**Entries:**
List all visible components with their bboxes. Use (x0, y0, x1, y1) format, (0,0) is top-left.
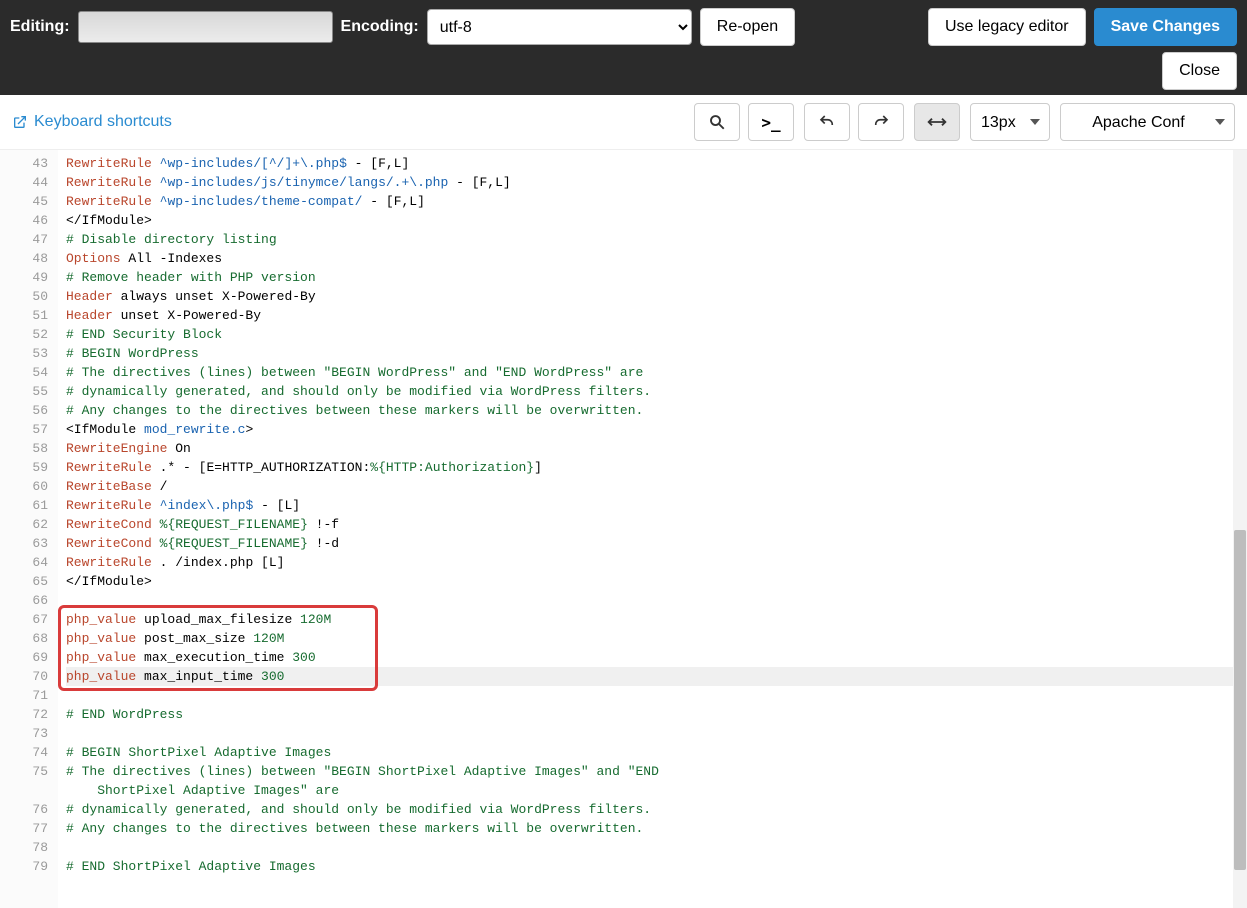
syntax-select[interactable]: Apache Conf (1060, 103, 1235, 141)
wrap-toggle-button[interactable] (914, 103, 960, 141)
code-line[interactable]: <IfModule mod_rewrite.c> (66, 420, 1247, 439)
code-line[interactable]: # BEGIN WordPress (66, 344, 1247, 363)
keyboard-shortcuts-label: Keyboard shortcuts (34, 113, 172, 131)
code-line[interactable]: ShortPixel Adaptive Images" are (66, 781, 1247, 800)
wrap-icon (927, 115, 947, 129)
line-gutter: 4344454647484950515253545556575859606162… (0, 150, 58, 908)
code-line[interactable]: </IfModule> (66, 572, 1247, 591)
code-area[interactable]: RewriteRule ^wp-includes/[^/]+\.php$ - [… (58, 150, 1247, 908)
code-line[interactable]: RewriteRule ^wp-includes/theme-compat/ -… (66, 192, 1247, 211)
redo-button[interactable] (858, 103, 904, 141)
code-line[interactable]: # END WordPress (66, 705, 1247, 724)
code-line[interactable]: # Any changes to the directives between … (66, 401, 1247, 420)
code-line[interactable]: RewriteRule .* - [E=HTTP_AUTHORIZATION:%… (66, 458, 1247, 477)
code-line[interactable]: # The directives (lines) between "BEGIN … (66, 762, 1247, 781)
terminal-icon: >_ (761, 113, 780, 132)
header-bar: Editing: Encoding: utf-8 Re-open Use leg… (0, 0, 1247, 95)
code-line[interactable]: </IfModule> (66, 211, 1247, 230)
code-line[interactable] (66, 724, 1247, 743)
code-line[interactable]: php_value upload_max_filesize 120M (66, 610, 1247, 629)
editing-label: Editing: (10, 18, 70, 36)
legacy-editor-button[interactable]: Use legacy editor (928, 8, 1086, 46)
code-line[interactable]: RewriteRule . /index.php [L] (66, 553, 1247, 572)
code-line[interactable]: RewriteEngine On (66, 439, 1247, 458)
reopen-button[interactable]: Re-open (700, 8, 795, 46)
save-button[interactable]: Save Changes (1094, 8, 1237, 46)
undo-icon (818, 113, 836, 131)
code-line[interactable]: php_value post_max_size 120M (66, 629, 1247, 648)
code-line[interactable]: RewriteRule ^wp-includes/js/tinymce/lang… (66, 173, 1247, 192)
code-line[interactable]: # END Security Block (66, 325, 1247, 344)
keyboard-shortcuts-link[interactable]: Keyboard shortcuts (12, 113, 172, 131)
code-line[interactable]: # Remove header with PHP version (66, 268, 1247, 287)
terminal-button[interactable]: >_ (748, 103, 794, 141)
search-button[interactable] (694, 103, 740, 141)
code-line[interactable]: # dynamically generated, and should only… (66, 382, 1247, 401)
encoding-label: Encoding: (341, 18, 419, 36)
fontsize-select[interactable]: 13px (970, 103, 1050, 141)
editor-toolbar: Keyboard shortcuts >_ (0, 95, 1247, 150)
external-link-icon (12, 114, 28, 130)
code-line[interactable]: Options All -Indexes (66, 249, 1247, 268)
code-line[interactable]: # Any changes to the directives between … (66, 819, 1247, 838)
code-line[interactable] (66, 591, 1247, 610)
code-line[interactable]: # END ShortPixel Adaptive Images (66, 857, 1247, 876)
code-line[interactable]: RewriteCond %{REQUEST_FILENAME} !-d (66, 534, 1247, 553)
scrollbar-thumb[interactable] (1234, 530, 1246, 870)
code-line[interactable]: RewriteRule ^index\.php$ - [L] (66, 496, 1247, 515)
editing-input[interactable] (78, 11, 333, 43)
encoding-select[interactable]: utf-8 (427, 9, 692, 45)
vertical-scrollbar[interactable] (1233, 150, 1247, 908)
code-editor[interactable]: 4344454647484950515253545556575859606162… (0, 150, 1247, 908)
code-line[interactable]: Header always unset X-Powered-By (66, 287, 1247, 306)
code-line[interactable]: RewriteRule ^wp-includes/[^/]+\.php$ - [… (66, 154, 1247, 173)
code-line[interactable]: RewriteCond %{REQUEST_FILENAME} !-f (66, 515, 1247, 534)
undo-button[interactable] (804, 103, 850, 141)
code-line[interactable]: # The directives (lines) between "BEGIN … (66, 363, 1247, 382)
close-button[interactable]: Close (1162, 52, 1237, 90)
code-line[interactable]: # Disable directory listing (66, 230, 1247, 249)
code-line[interactable]: RewriteBase / (66, 477, 1247, 496)
code-line[interactable]: php_value max_execution_time 300 (66, 648, 1247, 667)
redo-icon (872, 113, 890, 131)
search-icon (708, 113, 726, 131)
code-line[interactable] (66, 838, 1247, 857)
code-line[interactable]: # BEGIN ShortPixel Adaptive Images (66, 743, 1247, 762)
code-line[interactable]: Header unset X-Powered-By (66, 306, 1247, 325)
code-line[interactable]: # dynamically generated, and should only… (66, 800, 1247, 819)
code-line[interactable] (66, 686, 1247, 705)
code-line[interactable]: php_value max_input_time 300 (66, 667, 1247, 686)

**What needs to be done:** Reproduce the records line for line, starting at the line that contains "syntax-select[interactable]: Apache Conf" and ending at the line that contains "code-area[interactable]: RewriteRule ^wp-includes/[^/]+\.php$".

**In response:**
syntax-select[interactable]: Apache Conf (1060, 103, 1235, 141)
wrap-toggle-button[interactable] (914, 103, 960, 141)
code-line[interactable]: <IfModule mod_rewrite.c> (66, 420, 1247, 439)
code-line[interactable]: # BEGIN WordPress (66, 344, 1247, 363)
keyboard-shortcuts-label: Keyboard shortcuts (34, 113, 172, 131)
code-line[interactable]: ShortPixel Adaptive Images" are (66, 781, 1247, 800)
wrap-icon (927, 115, 947, 129)
line-gutter: 4344454647484950515253545556575859606162… (0, 150, 58, 908)
code-line[interactable]: </IfModule> (66, 572, 1247, 591)
code-area[interactable]: RewriteRule ^wp-includes/[^/]+\.php$ - [… (58, 150, 1247, 908)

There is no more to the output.